▶ [PROBLEM TO WORK ON]: Please give the listing again in its entirety, exactly as written.

▶ [PROVIDED ENTRIES]:
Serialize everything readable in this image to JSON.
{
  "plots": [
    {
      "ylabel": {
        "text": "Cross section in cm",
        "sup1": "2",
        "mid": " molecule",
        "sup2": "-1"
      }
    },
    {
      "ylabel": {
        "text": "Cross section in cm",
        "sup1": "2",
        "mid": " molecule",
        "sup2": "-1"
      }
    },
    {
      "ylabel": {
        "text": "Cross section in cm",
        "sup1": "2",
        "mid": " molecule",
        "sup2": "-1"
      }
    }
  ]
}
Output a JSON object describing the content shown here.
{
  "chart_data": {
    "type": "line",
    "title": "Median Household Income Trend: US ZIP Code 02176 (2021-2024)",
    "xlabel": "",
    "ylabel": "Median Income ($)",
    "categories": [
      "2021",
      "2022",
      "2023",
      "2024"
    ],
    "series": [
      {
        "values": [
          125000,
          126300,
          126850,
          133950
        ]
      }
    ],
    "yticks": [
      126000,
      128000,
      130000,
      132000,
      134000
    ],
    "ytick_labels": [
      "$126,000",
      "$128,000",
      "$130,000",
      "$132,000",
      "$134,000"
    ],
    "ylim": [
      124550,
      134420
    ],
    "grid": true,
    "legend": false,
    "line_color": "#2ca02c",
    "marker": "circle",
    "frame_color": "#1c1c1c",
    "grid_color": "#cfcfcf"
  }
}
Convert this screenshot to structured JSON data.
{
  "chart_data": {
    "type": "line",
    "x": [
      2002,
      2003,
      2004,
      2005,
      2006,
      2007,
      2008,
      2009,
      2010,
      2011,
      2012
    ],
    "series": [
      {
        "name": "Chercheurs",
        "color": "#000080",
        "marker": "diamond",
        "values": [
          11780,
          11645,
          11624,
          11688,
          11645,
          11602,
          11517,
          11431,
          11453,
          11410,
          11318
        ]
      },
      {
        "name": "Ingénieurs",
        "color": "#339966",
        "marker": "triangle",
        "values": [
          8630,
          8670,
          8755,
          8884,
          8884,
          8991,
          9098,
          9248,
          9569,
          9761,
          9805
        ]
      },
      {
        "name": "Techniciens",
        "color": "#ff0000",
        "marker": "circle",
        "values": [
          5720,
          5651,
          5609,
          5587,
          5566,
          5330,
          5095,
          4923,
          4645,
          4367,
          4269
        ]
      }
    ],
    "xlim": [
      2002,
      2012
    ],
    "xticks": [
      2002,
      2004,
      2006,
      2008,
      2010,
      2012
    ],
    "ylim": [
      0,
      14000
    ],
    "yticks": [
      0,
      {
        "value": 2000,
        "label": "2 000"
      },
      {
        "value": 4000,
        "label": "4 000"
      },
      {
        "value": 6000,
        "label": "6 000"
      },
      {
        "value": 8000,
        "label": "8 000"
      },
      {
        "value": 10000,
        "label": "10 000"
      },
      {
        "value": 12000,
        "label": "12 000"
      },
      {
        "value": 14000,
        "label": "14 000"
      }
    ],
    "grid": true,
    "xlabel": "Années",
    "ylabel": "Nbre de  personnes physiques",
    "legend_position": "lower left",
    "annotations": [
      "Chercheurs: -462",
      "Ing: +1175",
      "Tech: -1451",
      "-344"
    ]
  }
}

▶ [SOLVED PROBLEM]:
Serialize everything readable in this image to JSON.
{
  "plots": [
    {
      "ylabel": {
        "text": "Cross section in cm",
        "sup1": "2",
        "mid": " molecule",
        "sup2": "-1"
      }
    },
    {
      "ylabel": {
        "text": "Cross section in cm",
        "sup1": "2",
        "mid": " molecule",
        "sup2": "-1"
      }
    },
    {
      "ylabel": {
        "text": "Cross section in cm",
        "sup1": "2",
        "mid": " molecule",
        "sup2": "-1"
      }
    }
  ]
}
Output a JSON object describing the content shown here.
{
  "chart_data": {
    "type": "line",
    "title": "Median Household Income Trend: US ZIP Code 02176 (2021-2024)",
    "xlabel": "",
    "ylabel": "Median Income ($)",
    "categories": [
      "2021",
      "2022",
      "2023",
      "2024"
    ],
    "series": [
      {
        "values": [
          125000,
          126300,
          126850,
          133950
        ]
      }
    ],
    "yticks": [
      126000,
      128000,
      130000,
      132000,
      134000
    ],
    "ytick_labels": [
      "$126,000",
      "$128,000",
      "$130,000",
      "$132,000",
      "$134,000"
    ],
    "ylim": [
      124550,
      134420
    ],
    "grid": true,
    "legend": false,
    "line_color": "#2ca02c",
    "marker": "circle",
    "frame_color": "#1c1c1c",
    "grid_color": "#cfcfcf"
  }
}
Convert this screenshot to structured JSON data.
{
  "chart_data": {
    "type": "line",
    "x": [
      2002,
      2003,
      2004,
      2005,
      2006,
      2007,
      2008,
      2009,
      2010,
      2011,
      2012
    ],
    "series": [
      {
        "name": "Chercheurs",
        "color": "#000080",
        "marker": "diamond",
        "values": [
          11780,
          11645,
          11624,
          11688,
          11645,
          11602,
          11517,
          11431,
          11453,
          11410,
          11318
        ]
      },
      {
        "name": "Ingénieurs",
        "color": "#339966",
        "marker": "triangle",
        "values": [
          8630,
          8670,
          8755,
          8884,
          8884,
          8991,
          9098,
          9248,
          9569,
          9761,
          9805
        ]
      },
      {
        "name": "Techniciens",
        "color": "#ff0000",
        "marker": "circle",
        "values": [
          5720,
          5651,
          5609,
          5587,
          5566,
          5330,
          5095,
          4923,
          4645,
          4367,
          4269
        ]
      }
    ],
    "xlim": [
      2002,
      2012
    ],
    "xticks": [
      2002,
      2004,
      2006,
      2008,
      2010,
      2012
    ],
    "ylim": [
      0,
      14000
    ],
    "yticks": [
      0,
      {
        "value": 2000,
        "label": "2 000"
      },
      {
        "value": 4000,
        "label": "4 000"
      },
      {
        "value": 6000,
        "label": "6 000"
      },
      {
        "value": 8000,
        "label": "8 000"
      },
      {
        "value": 10000,
        "label": "10 000"
      },
      {
        "value": 12000,
        "label": "12 000"
      },
      {
        "value": 14000,
        "label": "14 000"
      }
    ],
    "grid": true,
    "xlabel": "Années",
    "ylabel": "Nbre de  personnes physiques",
    "legend_position": "lower left",
    "annotations": [
      "Chercheurs: -462",
      "Ing: +1175",
      "Tech: -1451",
      "-344"
    ]
  }
}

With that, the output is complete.